WHAT YOU SHOULD DO
Extract each record and reproduce it exactly.

........

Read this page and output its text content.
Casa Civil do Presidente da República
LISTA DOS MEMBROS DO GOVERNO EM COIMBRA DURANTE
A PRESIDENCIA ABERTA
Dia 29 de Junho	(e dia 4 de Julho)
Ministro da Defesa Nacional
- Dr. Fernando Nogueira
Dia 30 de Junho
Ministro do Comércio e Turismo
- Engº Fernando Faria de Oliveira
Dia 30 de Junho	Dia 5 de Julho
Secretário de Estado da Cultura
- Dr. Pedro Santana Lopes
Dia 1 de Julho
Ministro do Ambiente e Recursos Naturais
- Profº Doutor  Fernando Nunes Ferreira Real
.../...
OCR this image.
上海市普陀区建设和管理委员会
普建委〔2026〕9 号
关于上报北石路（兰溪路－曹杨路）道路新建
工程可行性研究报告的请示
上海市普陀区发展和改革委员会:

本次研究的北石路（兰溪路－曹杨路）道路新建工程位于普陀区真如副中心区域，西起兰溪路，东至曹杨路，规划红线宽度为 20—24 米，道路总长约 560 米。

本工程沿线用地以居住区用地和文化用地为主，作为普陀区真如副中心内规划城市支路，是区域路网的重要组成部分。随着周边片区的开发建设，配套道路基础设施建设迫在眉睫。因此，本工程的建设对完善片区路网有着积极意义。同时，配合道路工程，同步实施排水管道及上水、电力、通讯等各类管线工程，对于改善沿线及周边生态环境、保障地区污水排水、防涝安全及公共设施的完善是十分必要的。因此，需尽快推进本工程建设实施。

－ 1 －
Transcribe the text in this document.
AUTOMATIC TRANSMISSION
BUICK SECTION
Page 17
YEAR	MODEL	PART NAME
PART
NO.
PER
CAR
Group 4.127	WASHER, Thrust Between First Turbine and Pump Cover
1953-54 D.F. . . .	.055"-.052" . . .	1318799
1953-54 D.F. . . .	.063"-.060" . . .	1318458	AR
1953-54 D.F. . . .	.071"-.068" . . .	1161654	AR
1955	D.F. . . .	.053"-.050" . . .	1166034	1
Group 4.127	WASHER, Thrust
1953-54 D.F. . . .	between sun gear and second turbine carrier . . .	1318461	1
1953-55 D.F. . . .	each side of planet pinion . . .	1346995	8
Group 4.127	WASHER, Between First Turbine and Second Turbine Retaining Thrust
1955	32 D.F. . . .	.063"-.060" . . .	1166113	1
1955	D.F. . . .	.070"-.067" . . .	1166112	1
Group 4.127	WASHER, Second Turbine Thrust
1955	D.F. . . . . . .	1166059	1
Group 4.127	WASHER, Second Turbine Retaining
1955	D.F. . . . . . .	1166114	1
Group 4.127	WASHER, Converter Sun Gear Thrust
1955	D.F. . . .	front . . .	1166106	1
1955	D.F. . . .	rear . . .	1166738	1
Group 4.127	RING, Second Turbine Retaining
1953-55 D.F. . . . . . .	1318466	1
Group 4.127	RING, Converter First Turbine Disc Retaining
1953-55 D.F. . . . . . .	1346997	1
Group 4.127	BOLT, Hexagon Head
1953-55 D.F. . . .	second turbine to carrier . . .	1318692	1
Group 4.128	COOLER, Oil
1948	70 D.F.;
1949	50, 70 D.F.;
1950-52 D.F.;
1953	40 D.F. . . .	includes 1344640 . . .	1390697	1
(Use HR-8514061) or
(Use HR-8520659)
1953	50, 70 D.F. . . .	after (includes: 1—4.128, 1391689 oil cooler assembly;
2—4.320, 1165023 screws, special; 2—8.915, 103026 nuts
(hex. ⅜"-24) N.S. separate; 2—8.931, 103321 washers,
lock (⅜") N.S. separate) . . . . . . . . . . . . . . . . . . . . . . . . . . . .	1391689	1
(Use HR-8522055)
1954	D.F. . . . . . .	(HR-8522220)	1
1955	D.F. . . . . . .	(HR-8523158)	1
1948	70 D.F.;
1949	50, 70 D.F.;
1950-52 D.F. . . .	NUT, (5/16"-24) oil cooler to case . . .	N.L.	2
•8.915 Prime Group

........

THE ANSWER
Read this page and output its text content.
Casa Civil do Presidente da República
LISTA DOS MEMBROS DO GOVERNO EM COIMBRA DURANTE
A PRESIDENCIA ABERTA
Dia 29 de Junho	(e dia 4 de Julho)
Ministro da Defesa Nacional
- Dr. Fernando Nogueira
Dia 30 de Junho
Ministro do Comércio e Turismo
- Engº Fernando Faria de Oliveira
Dia 30 de Junho	Dia 5 de Julho
Secretário de Estado da Cultura
- Dr. Pedro Santana Lopes
Dia 1 de Julho
Ministro do Ambiente e Recursos Naturais
- Profº Doutor  Fernando Nunes Ferreira Real
.../...
OCR this image.
上海市普陀区建设和管理委员会
普建委〔2026〕9 号
关于上报北石路（兰溪路－曹杨路）道路新建
工程可行性研究报告的请示
上海市普陀区发展和改革委员会:

本次研究的北石路（兰溪路－曹杨路）道路新建工程位于普陀区真如副中心区域，西起兰溪路，东至曹杨路，规划红线宽度为 20—24 米，道路总长约 560 米。

本工程沿线用地以居住区用地和文化用地为主，作为普陀区真如副中心内规划城市支路，是区域路网的重要组成部分。随着周边片区的开发建设，配套道路基础设施建设迫在眉睫。因此，本工程的建设对完善片区路网有着积极意义。同时，配合道路工程，同步实施排水管道及上水、电力、通讯等各类管线工程，对于改善沿线及周边生态环境、保障地区污水排水、防涝安全及公共设施的完善是十分必要的。因此，需尽快推进本工程建设实施。

－ 1 －
Transcribe the text in this document.
AUTOMATIC TRANSMISSION
BUICK SECTION
Page 17
YEAR	MODEL	PART NAME
PART
NO.
PER
CAR
Group 4.127	WASHER, Thrust Between First Turbine and Pump Cover
1953-54 D.F. . . .	.055"-.052" . . .	1318799
1953-54 D.F. . . .	.063"-.060" . . .	1318458	AR
1953-54 D.F. . . .	.071"-.068" . . .	1161654	AR
1955	D.F. . . .	.053"-.050" . . .	1166034	1
Group 4.127	WASHER, Thrust
1953-54 D.F. . . .	between sun gear and second turbine carrier . . .	1318461	1
1953-55 D.F. . . .	each side of planet pinion . . .	1346995	8
Group 4.127	WASHER, Between First Turbine and Second Turbine Retaining Thrust
1955	32 D.F. . . .	.063"-.060" . . .	1166113	1
1955	D.F. . . .	.070"-.067" . . .	1166112	1
Group 4.127	WASHER, Second Turbine Thrust
1955	D.F. . . . . . .	1166059	1
Group 4.127	WASHER, Second Turbine Retaining
1955	D.F. . . . . . .	1166114	1
Group 4.127	WASHER, Converter Sun Gear Thrust
1955	D.F. . . .	front . . .	1166106	1
1955	D.F. . . .	rear . . .	1166738	1
Group 4.127	RING, Second Turbine Retaining
1953-55 D.F. . . . . . .	1318466	1
Group 4.127	RING, Converter First Turbine Disc Retaining
1953-55 D.F. . . . . . .	1346997	1
Group 4.127	BOLT, Hexagon Head
1953-55 D.F. . . .	second turbine to carrier . . .	1318692	1
Group 4.128	COOLER, Oil
1948	70 D.F.;
1949	50, 70 D.F.;
1950-52 D.F.;
1953	40 D.F. . . .	includes 1344640 . . .	1390697	1
(Use HR-8514061) or
(Use HR-8520659)
1953	50, 70 D.F. . . .	after (includes: 1—4.128, 1391689 oil cooler assembly;
2—4.320, 1165023 screws, special; 2—8.915, 103026 nuts
(hex. ⅜"-24) N.S. separate; 2—8.931, 103321 washers,
lock (⅜") N.S. separate) . . . . . . . . . . . . . . . . . . . . . . . . . . . .	1391689	1
(Use HR-8522055)
1954	D.F. . . . . . .	(HR-8522220)	1
1955	D.F. . . . . . .	(HR-8523158)	1
1948	70 D.F.;
1949	50, 70 D.F.;
1950-52 D.F. . . .	NUT, (5/16"-24) oil cooler to case . . .	N.L.	2
•8.915 Prime Group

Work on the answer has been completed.